• [EXERCISE MATERIALS]:
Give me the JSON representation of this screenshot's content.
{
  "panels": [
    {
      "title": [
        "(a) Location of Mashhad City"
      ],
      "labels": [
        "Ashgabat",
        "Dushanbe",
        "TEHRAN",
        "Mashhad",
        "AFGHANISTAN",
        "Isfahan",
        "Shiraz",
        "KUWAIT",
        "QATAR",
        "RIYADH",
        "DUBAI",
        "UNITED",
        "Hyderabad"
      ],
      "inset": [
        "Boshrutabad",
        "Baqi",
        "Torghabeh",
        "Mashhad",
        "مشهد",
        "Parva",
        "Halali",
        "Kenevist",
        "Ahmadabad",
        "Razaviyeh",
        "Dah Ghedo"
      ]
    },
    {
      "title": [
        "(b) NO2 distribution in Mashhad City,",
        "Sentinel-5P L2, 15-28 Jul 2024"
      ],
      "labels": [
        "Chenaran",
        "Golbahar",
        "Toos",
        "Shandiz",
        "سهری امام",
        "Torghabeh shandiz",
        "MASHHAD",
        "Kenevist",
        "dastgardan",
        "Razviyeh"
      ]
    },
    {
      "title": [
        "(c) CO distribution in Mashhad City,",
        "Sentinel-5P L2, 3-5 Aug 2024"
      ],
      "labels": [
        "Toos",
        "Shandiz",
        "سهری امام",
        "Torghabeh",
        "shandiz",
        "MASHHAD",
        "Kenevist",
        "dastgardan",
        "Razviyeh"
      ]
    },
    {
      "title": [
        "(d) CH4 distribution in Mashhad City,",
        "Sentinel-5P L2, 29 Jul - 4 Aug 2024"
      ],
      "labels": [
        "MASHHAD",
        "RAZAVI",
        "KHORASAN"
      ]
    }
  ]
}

* * *

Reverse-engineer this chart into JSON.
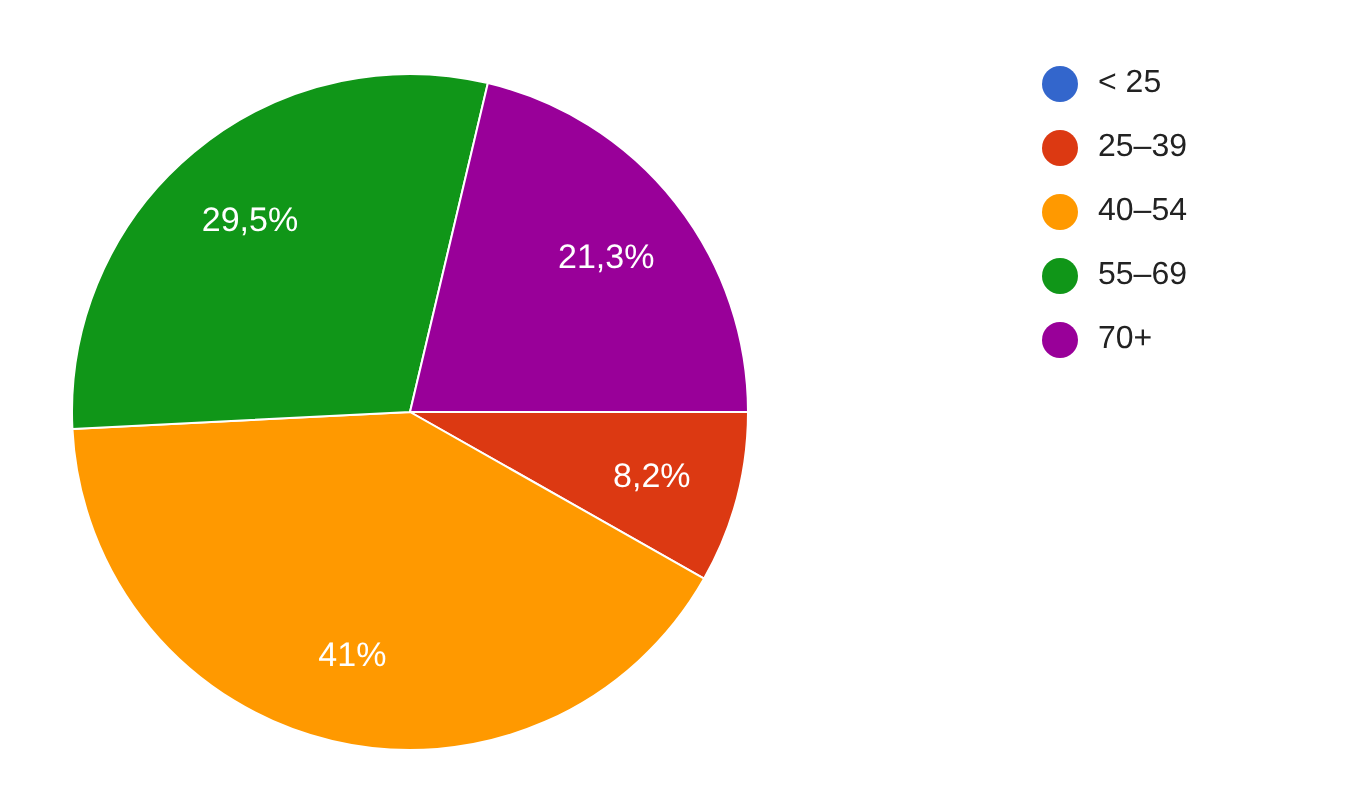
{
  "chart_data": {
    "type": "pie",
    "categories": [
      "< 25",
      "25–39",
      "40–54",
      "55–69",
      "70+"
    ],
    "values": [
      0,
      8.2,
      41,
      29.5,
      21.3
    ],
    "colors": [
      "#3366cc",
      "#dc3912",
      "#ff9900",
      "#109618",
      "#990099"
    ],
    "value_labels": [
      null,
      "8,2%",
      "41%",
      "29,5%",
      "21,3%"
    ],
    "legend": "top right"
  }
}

• [REQUIRED WORK]: Pull out every line holding "City" from the records above, and copy it.

• [THE RESULT]:
        "(a) Location of Mashhad City"
        "(b) NO2 distribution in Mashhad City,",
        "(c) CO distribution in Mashhad City,",
        "(d) CH4 distribution in Mashhad City,",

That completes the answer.